[Stored items]

'''

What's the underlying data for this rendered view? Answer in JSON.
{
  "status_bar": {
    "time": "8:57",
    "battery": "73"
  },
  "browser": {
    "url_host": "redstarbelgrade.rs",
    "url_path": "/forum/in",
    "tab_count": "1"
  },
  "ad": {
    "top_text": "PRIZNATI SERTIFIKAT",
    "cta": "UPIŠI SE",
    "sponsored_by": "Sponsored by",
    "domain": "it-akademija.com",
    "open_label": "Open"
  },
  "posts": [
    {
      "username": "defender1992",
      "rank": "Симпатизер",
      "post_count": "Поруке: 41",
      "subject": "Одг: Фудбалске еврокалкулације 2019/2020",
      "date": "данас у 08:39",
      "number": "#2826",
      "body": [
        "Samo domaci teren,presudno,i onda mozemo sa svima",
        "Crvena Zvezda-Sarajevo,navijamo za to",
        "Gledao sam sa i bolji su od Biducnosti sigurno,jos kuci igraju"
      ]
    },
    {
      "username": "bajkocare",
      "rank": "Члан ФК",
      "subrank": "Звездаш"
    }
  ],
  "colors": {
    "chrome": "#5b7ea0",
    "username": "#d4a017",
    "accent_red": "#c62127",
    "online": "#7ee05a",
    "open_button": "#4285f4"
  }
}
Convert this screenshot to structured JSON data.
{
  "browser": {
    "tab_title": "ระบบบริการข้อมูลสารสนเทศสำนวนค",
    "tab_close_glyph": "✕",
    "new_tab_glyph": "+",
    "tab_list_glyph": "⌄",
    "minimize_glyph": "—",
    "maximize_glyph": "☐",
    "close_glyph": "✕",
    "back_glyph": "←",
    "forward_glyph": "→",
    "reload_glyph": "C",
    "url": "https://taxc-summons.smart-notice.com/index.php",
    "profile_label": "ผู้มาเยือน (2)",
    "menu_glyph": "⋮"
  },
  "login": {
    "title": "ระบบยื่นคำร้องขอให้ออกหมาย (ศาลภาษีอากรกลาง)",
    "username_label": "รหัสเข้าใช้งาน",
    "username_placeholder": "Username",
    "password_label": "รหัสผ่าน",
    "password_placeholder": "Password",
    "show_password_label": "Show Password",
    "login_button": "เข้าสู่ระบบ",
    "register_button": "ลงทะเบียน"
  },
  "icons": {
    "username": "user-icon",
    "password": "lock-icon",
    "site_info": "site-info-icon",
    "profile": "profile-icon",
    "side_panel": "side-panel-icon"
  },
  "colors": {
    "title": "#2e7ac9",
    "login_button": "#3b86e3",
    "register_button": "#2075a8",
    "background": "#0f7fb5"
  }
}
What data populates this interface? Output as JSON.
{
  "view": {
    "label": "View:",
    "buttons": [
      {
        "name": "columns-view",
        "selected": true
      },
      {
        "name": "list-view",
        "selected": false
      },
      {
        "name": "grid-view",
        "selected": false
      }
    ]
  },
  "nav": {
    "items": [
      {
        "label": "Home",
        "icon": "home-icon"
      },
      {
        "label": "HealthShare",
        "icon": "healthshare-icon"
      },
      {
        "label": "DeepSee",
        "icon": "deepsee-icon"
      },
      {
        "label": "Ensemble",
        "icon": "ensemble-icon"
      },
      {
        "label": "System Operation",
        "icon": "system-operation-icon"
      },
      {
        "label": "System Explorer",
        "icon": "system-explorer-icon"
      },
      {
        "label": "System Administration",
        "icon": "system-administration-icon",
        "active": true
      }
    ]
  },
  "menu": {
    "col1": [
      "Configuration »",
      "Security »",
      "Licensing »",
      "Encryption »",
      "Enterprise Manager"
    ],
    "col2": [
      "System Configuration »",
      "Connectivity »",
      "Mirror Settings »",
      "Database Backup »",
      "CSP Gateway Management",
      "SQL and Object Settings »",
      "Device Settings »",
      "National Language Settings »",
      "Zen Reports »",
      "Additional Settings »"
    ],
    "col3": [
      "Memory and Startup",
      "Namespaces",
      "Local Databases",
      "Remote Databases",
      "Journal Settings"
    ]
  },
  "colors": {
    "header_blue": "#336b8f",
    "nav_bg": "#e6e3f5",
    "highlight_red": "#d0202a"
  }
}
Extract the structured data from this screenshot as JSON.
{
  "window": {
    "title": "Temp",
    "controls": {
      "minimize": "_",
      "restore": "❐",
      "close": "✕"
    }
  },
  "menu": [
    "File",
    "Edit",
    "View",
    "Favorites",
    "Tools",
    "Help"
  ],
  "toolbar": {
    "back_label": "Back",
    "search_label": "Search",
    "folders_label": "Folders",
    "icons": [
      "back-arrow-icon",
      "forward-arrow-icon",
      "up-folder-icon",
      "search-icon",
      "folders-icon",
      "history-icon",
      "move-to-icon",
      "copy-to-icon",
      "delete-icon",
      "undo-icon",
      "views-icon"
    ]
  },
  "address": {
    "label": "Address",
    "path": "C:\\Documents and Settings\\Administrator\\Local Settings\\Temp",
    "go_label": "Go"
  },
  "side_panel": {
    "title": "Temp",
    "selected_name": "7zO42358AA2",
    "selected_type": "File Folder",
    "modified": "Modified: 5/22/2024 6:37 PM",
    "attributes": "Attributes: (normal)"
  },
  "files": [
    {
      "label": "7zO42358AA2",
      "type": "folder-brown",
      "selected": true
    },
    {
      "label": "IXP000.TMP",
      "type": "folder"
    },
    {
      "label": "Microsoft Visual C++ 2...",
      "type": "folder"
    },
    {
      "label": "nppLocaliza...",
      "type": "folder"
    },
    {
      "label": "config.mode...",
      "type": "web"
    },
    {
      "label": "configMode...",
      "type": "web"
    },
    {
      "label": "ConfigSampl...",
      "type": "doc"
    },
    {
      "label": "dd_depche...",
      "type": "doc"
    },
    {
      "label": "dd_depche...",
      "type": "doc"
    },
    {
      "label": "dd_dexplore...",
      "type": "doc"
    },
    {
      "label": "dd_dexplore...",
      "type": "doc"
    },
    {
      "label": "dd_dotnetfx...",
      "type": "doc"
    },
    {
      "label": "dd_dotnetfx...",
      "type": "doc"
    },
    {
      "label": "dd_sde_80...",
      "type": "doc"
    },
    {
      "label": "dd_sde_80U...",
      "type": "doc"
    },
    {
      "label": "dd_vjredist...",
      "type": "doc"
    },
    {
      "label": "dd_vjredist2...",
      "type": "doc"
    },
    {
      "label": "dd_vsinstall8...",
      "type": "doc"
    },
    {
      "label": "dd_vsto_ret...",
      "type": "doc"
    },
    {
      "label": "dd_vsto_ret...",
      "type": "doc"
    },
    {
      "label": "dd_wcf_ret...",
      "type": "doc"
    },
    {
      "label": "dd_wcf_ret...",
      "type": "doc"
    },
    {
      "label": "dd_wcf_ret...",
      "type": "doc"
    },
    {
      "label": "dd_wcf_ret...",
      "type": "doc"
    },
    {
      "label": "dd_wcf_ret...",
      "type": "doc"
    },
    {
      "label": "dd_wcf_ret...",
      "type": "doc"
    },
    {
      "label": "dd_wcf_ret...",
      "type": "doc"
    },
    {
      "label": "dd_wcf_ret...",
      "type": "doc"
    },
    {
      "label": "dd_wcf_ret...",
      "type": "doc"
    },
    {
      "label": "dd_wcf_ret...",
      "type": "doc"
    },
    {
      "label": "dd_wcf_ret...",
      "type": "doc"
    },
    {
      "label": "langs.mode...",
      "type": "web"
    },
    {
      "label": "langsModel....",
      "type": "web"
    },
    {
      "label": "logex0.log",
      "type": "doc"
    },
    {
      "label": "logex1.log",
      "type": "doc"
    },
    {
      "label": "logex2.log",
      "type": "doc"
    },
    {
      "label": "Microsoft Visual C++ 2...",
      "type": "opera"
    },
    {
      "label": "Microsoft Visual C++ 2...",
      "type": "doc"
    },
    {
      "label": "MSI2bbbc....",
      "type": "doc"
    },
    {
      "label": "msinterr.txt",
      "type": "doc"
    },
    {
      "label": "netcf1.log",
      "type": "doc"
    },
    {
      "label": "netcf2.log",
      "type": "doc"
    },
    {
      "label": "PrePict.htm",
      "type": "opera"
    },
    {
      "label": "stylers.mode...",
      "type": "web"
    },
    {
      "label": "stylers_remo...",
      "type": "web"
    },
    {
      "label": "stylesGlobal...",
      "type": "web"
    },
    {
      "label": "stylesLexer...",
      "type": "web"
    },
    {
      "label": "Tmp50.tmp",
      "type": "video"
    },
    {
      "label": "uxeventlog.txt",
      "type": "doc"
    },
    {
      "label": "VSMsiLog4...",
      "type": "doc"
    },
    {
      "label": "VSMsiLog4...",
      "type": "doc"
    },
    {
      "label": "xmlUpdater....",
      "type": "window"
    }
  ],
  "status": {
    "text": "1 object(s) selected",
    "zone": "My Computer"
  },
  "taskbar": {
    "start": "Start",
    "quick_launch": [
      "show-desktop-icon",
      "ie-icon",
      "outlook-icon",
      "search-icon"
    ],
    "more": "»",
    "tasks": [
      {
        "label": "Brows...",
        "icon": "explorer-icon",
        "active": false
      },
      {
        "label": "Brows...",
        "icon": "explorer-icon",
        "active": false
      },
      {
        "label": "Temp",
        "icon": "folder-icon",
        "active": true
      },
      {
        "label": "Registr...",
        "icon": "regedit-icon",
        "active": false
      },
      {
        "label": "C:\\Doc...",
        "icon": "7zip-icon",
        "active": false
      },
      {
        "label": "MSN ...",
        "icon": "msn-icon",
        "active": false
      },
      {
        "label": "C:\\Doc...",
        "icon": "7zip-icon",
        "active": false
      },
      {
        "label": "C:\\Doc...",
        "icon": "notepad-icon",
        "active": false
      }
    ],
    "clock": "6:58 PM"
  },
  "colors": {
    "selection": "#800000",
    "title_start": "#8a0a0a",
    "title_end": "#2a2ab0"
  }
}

'''

### What to produce
Show every line that contains the word "JSON".

### Response to this exercise
What's the underlying data for this rendered view? Answer in JSON.
Convert this screenshot to structured JSON data.
What data populates this interface? Output as JSON.
Extract the structured data from this screenshot as JSON.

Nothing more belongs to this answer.